PROBLEM DETAILS. Write out all the entries word for word, but skip any images.
--- Start of DATA LISTING ---
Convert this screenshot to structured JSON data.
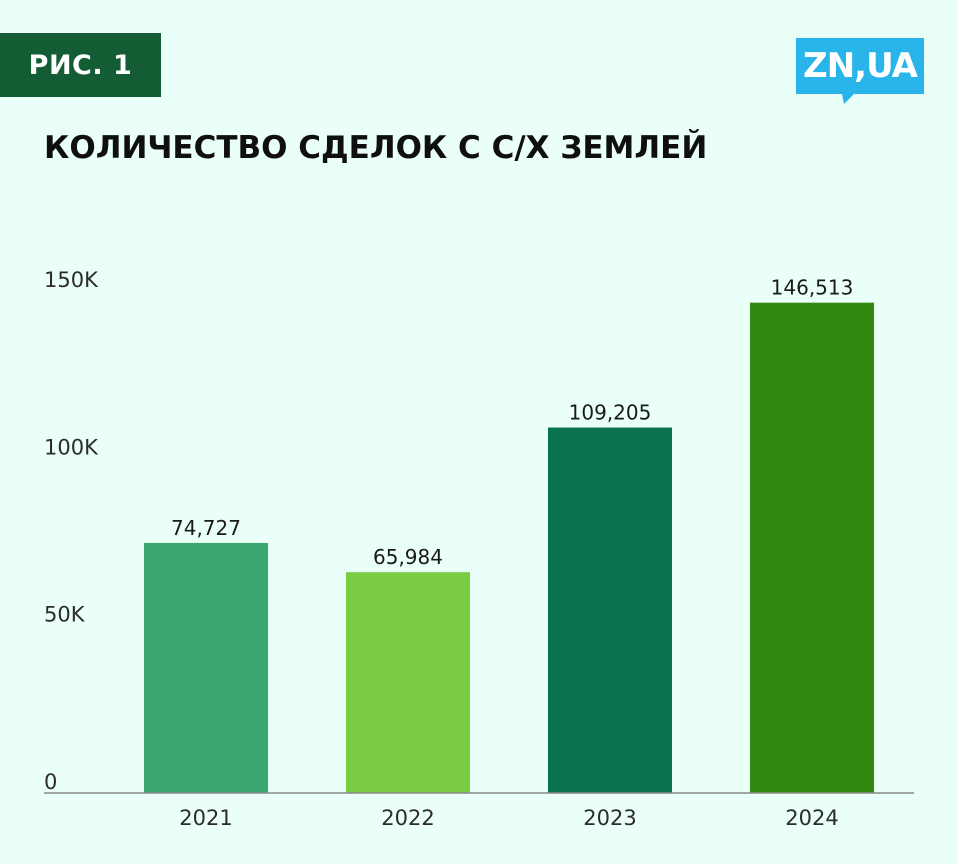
{
  "badge": {
    "label": "РИС. 1"
  },
  "logo": {
    "text": "ZN,UA",
    "color": "#29b5ea"
  },
  "chart_data": {
    "type": "bar",
    "title": "КОЛИЧЕСТВО СДЕЛОК С С/Х ЗЕМЛЕЙ",
    "xlabel": "",
    "ylabel": "",
    "categories": [
      "2021",
      "2022",
      "2023",
      "2024"
    ],
    "values": [
      74727,
      65984,
      109205,
      146513
    ],
    "value_labels": [
      "74,727",
      "65,984",
      "109,205",
      "146,513"
    ],
    "bar_colors": [
      "#3aa870",
      "#7acc42",
      "#08734c",
      "#31890f"
    ],
    "ylim": [
      0,
      150000
    ],
    "yticks": [
      0,
      50000,
      100000,
      150000
    ],
    "ytick_labels": [
      "0",
      "50K",
      "100K",
      "150K"
    ],
    "grid": false,
    "legend": "none"
  }
}
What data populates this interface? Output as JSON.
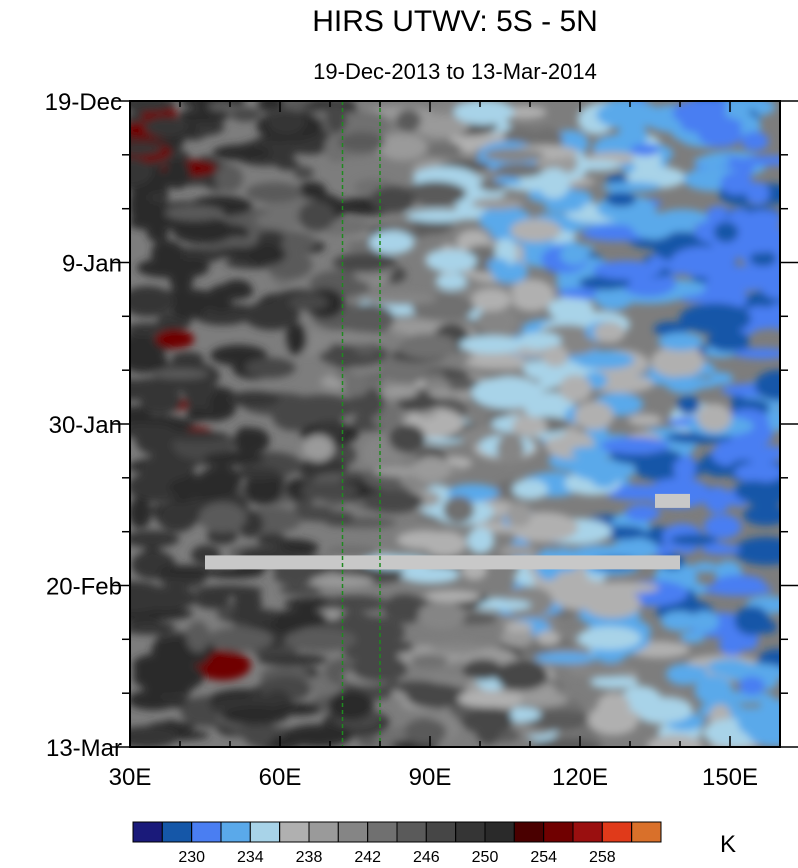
{
  "chart_data": {
    "type": "heatmap",
    "title": "HIRS UTWV: 5S - 5N",
    "subtitle": "19-Dec-2013 to 13-Mar-2014",
    "xlabel": "",
    "ylabel": "",
    "units": "K",
    "x_ticks": [
      {
        "value": 30,
        "label": "30E"
      },
      {
        "value": 60,
        "label": "60E"
      },
      {
        "value": 90,
        "label": "90E"
      },
      {
        "value": 120,
        "label": "120E"
      },
      {
        "value": 150,
        "label": "150E"
      }
    ],
    "xlim": [
      30,
      160
    ],
    "y_ticks": [
      {
        "value": "2013-12-19",
        "label": "19-Dec"
      },
      {
        "value": "2014-01-09",
        "label": "9-Jan"
      },
      {
        "value": "2014-01-30",
        "label": "30-Jan"
      },
      {
        "value": "2014-02-20",
        "label": "20-Feb"
      },
      {
        "value": "2014-03-13",
        "label": "13-Mar"
      }
    ],
    "ylim": [
      "2013-12-19",
      "2014-03-13"
    ],
    "y_reversed": true,
    "reference_lines_x": [
      72.5,
      80
    ],
    "reference_line_color": "#1f8a1f",
    "missing_data_color": "#c8c8c8",
    "missing_segments": [
      {
        "date": "2014-02-17",
        "x_start": 45,
        "x_end": 140
      },
      {
        "date": "2014-02-09",
        "x_start": 135,
        "x_end": 142
      }
    ],
    "contour_levels": [
      230,
      232,
      234,
      236,
      238,
      240,
      242,
      244,
      246,
      248,
      250,
      252,
      254,
      256,
      258,
      260
    ],
    "colorbar_labels": [
      "230",
      "234",
      "238",
      "242",
      "246",
      "250",
      "254",
      "258"
    ],
    "colorbar_colors": [
      "#1a1a7a",
      "#1557a8",
      "#4a7ef2",
      "#5aa9ea",
      "#a8d3e8",
      "#b0b0b0",
      "#9a9a9a",
      "#858585",
      "#707070",
      "#5a5a5a",
      "#464646",
      "#353535",
      "#2a2a2a",
      "#4a0000",
      "#700000",
      "#9a0f0f",
      "#e03a1a",
      "#d9702a"
    ]
  }
}
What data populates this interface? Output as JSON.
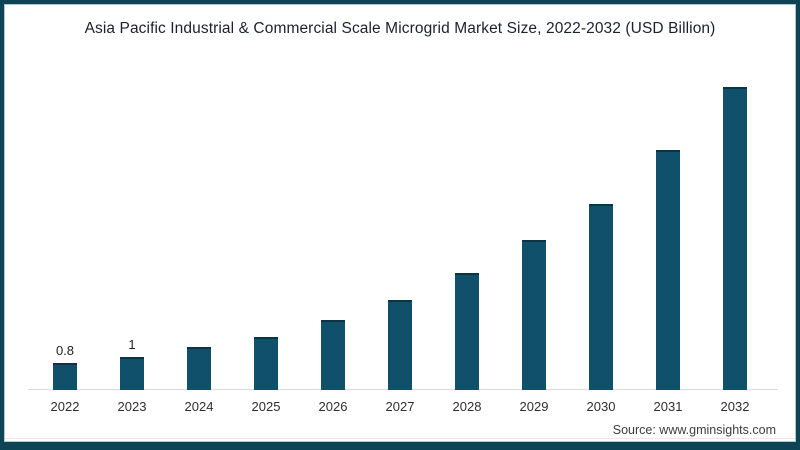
--- End of DATA LISTING ---
FINAL RESULT.
Convert this screenshot to structured JSON data.
{
  "badge": {
    "label": "РИС. 1"
  },
  "logo": {
    "text": "ZN,UA",
    "color": "#29b5ea"
  },
  "chart_data": {
    "type": "bar",
    "title": "КОЛИЧЕСТВО СДЕЛОК С С/Х ЗЕМЛЕЙ",
    "xlabel": "",
    "ylabel": "",
    "categories": [
      "2021",
      "2022",
      "2023",
      "2024"
    ],
    "values": [
      74727,
      65984,
      109205,
      146513
    ],
    "value_labels": [
      "74,727",
      "65,984",
      "109,205",
      "146,513"
    ],
    "bar_colors": [
      "#3aa870",
      "#7acc42",
      "#08734c",
      "#31890f"
    ],
    "ylim": [
      0,
      150000
    ],
    "yticks": [
      0,
      50000,
      100000,
      150000
    ],
    "ytick_labels": [
      "0",
      "50K",
      "100K",
      "150K"
    ],
    "grid": false,
    "legend": "none"
  }
}
What data populates this interface? Output as JSON.
{
  "chart_data": {
    "type": "heatmap",
    "title": "HIRS UTWV: 5S - 5N",
    "subtitle": "19-Dec-2013 to 13-Mar-2014",
    "xlabel": "",
    "ylabel": "",
    "units": "K",
    "x_ticks": [
      {
        "value": 30,
        "label": "30E"
      },
      {
        "value": 60,
        "label": "60E"
      },
      {
        "value": 90,
        "label": "90E"
      },
      {
        "value": 120,
        "label": "120E"
      },
      {
        "value": 150,
        "label": "150E"
      }
    ],
    "xlim": [
      30,
      160
    ],
    "y_ticks": [
      {
        "value": "2013-12-19",
        "label": "19-Dec"
      },
      {
        "value": "2014-01-09",
        "label": "9-Jan"
      },
      {
        "value": "2014-01-30",
        "label": "30-Jan"
      },
      {
        "value": "2014-02-20",
        "label": "20-Feb"
      },
      {
        "value": "2014-03-13",
        "label": "13-Mar"
      }
    ],
    "ylim": [
      "2013-12-19",
      "2014-03-13"
    ],
    "y_reversed": true,
    "reference_lines_x": [
      72.5,
      80
    ],
    "reference_line_color": "#1f8a1f",
    "missing_data_color": "#c8c8c8",
    "missing_segments": [
      {
        "date": "2014-02-17",
        "x_start": 45,
        "x_end": 140
      },
      {
        "date": "2014-02-09",
        "x_start": 135,
        "x_end": 142
      }
    ],
    "contour_levels": [
      230,
      232,
      234,
      236,
      238,
      240,
      242,
      244,
      246,
      248,
      250,
      252,
      254,
      256,
      258,
      260
    ],
    "colorbar_labels": [
      "230",
      "234",
      "238",
      "242",
      "246",
      "250",
      "254",
      "258"
    ],
    "colorbar_colors": [
      "#1a1a7a",
      "#1557a8",
      "#4a7ef2",
      "#5aa9ea",
      "#a8d3e8",
      "#b0b0b0",
      "#9a9a9a",
      "#858585",
      "#707070",
      "#5a5a5a",
      "#464646",
      "#353535",
      "#2a2a2a",
      "#4a0000",
      "#700000",
      "#9a0f0f",
      "#e03a1a",
      "#d9702a"
    ]
  }
}
What data populates this interface? Output as JSON.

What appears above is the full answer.